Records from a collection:
[start]

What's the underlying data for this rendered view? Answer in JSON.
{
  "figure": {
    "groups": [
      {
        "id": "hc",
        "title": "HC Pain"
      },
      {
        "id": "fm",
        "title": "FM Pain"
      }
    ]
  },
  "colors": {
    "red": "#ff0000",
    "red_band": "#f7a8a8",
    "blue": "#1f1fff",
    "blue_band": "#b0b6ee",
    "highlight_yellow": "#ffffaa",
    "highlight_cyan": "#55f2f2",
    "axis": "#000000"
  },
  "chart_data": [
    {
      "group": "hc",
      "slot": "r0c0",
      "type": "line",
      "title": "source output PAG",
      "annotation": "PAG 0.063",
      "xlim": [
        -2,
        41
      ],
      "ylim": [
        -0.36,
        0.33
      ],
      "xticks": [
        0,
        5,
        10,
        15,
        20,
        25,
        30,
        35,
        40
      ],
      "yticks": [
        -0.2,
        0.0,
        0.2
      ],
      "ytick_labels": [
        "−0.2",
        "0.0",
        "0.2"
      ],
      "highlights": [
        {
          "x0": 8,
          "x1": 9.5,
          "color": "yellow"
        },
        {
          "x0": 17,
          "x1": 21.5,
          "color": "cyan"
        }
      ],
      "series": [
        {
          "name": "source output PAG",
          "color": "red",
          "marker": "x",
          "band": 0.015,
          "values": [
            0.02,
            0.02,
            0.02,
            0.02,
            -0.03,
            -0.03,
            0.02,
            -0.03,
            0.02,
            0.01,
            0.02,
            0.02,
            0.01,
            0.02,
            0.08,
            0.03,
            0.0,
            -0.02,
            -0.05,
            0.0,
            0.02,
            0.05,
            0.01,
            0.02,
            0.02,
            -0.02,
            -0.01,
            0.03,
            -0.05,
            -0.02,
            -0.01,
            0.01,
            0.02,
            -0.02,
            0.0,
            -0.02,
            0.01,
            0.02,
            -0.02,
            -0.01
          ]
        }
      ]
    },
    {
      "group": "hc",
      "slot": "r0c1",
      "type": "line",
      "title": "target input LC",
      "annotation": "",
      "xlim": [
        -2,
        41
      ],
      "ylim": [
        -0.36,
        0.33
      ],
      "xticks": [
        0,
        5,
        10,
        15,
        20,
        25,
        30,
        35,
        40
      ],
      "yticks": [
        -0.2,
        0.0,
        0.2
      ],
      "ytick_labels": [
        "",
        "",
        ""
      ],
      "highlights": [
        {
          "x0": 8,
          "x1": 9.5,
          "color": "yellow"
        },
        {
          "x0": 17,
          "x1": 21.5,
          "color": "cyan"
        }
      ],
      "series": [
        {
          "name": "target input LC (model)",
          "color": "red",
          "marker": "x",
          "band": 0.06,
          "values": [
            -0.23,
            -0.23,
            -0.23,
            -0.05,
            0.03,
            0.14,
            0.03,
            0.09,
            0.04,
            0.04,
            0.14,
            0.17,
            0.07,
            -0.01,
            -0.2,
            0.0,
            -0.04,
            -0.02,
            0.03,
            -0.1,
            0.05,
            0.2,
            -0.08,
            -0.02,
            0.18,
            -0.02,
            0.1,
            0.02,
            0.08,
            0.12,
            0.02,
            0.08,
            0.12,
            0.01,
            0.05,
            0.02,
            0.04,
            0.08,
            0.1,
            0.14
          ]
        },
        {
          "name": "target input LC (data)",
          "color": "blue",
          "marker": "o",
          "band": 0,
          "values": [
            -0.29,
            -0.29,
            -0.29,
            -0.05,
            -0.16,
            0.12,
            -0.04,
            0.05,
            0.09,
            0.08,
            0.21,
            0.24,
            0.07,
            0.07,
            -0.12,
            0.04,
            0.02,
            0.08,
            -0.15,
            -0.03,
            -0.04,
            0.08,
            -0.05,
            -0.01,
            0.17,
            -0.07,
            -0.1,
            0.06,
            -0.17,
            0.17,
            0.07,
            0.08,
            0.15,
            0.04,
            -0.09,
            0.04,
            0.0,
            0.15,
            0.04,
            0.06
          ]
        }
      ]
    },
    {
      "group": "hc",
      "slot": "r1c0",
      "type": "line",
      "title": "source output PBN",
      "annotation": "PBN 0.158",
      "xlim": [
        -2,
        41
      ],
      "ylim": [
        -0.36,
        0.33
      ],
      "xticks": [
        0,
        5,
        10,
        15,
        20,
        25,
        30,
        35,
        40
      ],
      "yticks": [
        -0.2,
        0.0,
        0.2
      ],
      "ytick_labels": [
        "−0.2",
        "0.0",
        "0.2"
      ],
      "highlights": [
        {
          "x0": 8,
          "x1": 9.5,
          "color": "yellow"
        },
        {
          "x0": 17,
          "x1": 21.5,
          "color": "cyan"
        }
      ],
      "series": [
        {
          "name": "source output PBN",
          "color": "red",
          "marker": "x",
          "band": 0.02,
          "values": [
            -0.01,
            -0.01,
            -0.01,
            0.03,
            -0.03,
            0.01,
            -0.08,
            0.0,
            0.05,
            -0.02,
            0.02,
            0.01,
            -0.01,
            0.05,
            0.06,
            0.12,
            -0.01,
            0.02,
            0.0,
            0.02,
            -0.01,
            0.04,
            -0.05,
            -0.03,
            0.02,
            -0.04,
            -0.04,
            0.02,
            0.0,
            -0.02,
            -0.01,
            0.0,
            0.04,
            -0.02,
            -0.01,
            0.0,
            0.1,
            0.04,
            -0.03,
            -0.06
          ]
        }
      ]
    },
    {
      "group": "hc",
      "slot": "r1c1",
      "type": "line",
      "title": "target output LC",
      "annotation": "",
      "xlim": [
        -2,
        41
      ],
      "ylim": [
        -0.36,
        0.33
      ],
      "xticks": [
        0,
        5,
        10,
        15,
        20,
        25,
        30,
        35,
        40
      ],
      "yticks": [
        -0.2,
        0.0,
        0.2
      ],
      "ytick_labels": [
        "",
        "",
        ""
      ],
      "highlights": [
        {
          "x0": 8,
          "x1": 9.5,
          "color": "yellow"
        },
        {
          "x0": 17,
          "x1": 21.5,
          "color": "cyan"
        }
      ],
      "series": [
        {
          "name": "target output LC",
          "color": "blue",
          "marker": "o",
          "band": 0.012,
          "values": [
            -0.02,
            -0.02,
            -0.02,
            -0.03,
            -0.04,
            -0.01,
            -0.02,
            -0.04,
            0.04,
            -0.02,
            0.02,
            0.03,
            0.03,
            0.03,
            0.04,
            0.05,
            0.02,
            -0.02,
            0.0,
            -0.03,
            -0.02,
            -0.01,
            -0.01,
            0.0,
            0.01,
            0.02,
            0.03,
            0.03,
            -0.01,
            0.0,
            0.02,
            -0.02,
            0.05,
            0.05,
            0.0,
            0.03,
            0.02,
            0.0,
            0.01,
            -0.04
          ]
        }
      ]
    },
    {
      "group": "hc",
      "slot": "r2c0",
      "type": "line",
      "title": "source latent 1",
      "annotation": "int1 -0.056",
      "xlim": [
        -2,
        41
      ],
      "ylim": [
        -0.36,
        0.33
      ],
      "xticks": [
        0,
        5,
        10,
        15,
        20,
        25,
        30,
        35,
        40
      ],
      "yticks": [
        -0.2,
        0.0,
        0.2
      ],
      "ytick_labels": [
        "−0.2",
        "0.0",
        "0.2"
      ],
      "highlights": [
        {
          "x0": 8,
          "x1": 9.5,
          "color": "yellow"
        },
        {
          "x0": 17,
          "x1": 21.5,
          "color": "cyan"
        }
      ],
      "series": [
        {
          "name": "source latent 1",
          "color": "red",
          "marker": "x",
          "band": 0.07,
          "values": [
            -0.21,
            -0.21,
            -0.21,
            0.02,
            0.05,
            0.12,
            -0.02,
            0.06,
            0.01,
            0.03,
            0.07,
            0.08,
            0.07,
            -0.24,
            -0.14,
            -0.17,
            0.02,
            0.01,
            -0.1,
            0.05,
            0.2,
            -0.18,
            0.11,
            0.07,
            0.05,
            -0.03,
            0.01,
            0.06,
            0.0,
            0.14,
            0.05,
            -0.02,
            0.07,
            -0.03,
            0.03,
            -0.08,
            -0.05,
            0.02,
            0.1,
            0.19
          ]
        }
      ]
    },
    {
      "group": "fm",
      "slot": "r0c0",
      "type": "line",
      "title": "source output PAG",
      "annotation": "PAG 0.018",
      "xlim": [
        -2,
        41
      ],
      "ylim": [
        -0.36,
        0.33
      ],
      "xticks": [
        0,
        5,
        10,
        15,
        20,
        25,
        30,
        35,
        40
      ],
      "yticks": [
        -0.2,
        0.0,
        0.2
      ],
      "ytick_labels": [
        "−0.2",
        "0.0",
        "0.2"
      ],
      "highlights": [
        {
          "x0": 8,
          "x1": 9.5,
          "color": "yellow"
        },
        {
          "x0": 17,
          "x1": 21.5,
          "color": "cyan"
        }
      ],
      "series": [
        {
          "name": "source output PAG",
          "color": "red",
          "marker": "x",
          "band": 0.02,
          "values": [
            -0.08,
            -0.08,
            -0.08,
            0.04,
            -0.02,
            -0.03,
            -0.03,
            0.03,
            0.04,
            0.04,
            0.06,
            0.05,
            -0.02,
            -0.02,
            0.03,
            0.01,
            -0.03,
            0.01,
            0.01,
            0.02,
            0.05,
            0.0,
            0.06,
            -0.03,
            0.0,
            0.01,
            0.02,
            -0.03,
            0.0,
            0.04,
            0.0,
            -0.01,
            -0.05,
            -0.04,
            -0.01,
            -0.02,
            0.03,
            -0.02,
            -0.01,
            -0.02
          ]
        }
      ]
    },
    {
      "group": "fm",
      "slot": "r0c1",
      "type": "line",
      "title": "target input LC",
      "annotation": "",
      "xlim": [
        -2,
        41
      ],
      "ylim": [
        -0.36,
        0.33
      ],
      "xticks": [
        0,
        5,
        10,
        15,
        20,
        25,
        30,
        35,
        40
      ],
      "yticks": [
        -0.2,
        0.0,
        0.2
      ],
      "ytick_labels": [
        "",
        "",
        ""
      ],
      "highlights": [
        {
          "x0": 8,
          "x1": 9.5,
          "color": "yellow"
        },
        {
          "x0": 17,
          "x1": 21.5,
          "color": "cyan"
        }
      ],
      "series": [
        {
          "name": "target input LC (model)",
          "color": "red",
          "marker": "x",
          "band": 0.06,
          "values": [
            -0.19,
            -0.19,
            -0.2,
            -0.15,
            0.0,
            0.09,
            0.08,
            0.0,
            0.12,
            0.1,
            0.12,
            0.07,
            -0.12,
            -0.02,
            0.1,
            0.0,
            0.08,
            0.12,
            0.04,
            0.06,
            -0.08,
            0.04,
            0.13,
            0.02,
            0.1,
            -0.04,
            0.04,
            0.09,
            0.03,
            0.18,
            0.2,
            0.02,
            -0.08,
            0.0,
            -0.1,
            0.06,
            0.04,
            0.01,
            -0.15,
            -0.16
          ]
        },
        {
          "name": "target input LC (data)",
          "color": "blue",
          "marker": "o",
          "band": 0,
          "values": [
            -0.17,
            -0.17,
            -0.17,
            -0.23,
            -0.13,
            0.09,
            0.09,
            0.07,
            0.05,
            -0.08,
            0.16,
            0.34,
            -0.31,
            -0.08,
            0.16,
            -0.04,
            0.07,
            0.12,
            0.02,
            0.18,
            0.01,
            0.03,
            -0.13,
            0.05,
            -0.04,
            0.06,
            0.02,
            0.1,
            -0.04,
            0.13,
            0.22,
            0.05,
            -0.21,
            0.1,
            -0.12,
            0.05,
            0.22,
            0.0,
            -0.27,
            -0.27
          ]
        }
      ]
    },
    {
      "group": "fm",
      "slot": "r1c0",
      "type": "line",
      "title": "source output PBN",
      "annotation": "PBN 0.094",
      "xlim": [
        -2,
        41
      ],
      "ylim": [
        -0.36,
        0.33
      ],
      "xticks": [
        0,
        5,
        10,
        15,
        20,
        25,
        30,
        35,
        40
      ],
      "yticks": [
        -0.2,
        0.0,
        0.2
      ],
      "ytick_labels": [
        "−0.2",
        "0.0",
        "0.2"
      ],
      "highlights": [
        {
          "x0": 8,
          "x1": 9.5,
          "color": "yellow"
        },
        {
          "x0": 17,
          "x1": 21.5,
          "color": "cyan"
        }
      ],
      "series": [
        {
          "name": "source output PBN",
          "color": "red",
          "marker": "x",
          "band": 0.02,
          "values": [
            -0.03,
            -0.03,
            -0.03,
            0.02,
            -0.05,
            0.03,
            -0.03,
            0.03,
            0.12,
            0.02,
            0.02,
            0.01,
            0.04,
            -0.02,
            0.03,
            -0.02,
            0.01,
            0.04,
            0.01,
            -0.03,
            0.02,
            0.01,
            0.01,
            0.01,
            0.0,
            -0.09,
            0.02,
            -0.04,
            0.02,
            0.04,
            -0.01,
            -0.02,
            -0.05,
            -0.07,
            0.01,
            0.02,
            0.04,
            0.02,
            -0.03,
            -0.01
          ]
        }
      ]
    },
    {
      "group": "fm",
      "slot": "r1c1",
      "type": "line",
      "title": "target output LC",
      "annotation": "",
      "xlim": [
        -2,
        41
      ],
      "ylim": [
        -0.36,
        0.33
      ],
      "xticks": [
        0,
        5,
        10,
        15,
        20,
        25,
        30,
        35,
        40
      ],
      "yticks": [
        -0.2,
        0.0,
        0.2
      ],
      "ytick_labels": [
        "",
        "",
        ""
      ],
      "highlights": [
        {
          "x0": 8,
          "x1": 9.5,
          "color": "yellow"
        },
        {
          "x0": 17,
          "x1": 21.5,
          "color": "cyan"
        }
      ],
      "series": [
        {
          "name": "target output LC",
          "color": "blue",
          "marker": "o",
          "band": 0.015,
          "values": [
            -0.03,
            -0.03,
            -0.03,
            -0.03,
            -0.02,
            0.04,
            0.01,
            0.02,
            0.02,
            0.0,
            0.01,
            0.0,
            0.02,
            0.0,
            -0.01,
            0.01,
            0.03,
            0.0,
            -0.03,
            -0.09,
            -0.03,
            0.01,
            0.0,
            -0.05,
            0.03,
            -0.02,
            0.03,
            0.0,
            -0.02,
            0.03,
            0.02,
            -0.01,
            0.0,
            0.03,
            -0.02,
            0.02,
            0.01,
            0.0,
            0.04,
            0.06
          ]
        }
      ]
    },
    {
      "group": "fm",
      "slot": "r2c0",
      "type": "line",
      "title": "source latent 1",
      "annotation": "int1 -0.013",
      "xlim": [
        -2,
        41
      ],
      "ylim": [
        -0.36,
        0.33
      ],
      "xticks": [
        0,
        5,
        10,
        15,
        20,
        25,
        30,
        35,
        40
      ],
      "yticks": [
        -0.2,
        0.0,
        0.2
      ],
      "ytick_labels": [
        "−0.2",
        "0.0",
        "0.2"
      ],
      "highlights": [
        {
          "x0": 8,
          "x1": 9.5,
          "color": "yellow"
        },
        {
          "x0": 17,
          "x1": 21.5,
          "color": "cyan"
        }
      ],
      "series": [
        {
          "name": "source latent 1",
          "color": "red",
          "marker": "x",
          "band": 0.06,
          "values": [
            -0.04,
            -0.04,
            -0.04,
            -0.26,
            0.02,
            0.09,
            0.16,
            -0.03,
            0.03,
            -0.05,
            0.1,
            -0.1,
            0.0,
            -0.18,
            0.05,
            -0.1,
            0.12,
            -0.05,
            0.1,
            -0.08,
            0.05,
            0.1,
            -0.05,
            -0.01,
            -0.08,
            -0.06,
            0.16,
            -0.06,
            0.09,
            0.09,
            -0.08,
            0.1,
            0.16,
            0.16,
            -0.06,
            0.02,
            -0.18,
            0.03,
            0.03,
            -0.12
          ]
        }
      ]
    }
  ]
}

[end]

• **YOUR INSTRUCTIONS**
Using the records above, find and show each line with the string "annotation".

• **SOLUTION FOR THIS TASK**
      "annotation": "PAG 0.063",
      "annotation": "",
      "annotation": "PBN 0.158",
      "annotation": "",
      "annotation": "int1 -0.056",
      "annotation": "PAG 0.018",
      "annotation": "",
      "annotation": "PBN 0.094",
      "annotation": "",
      "annotation": "int1 -0.013",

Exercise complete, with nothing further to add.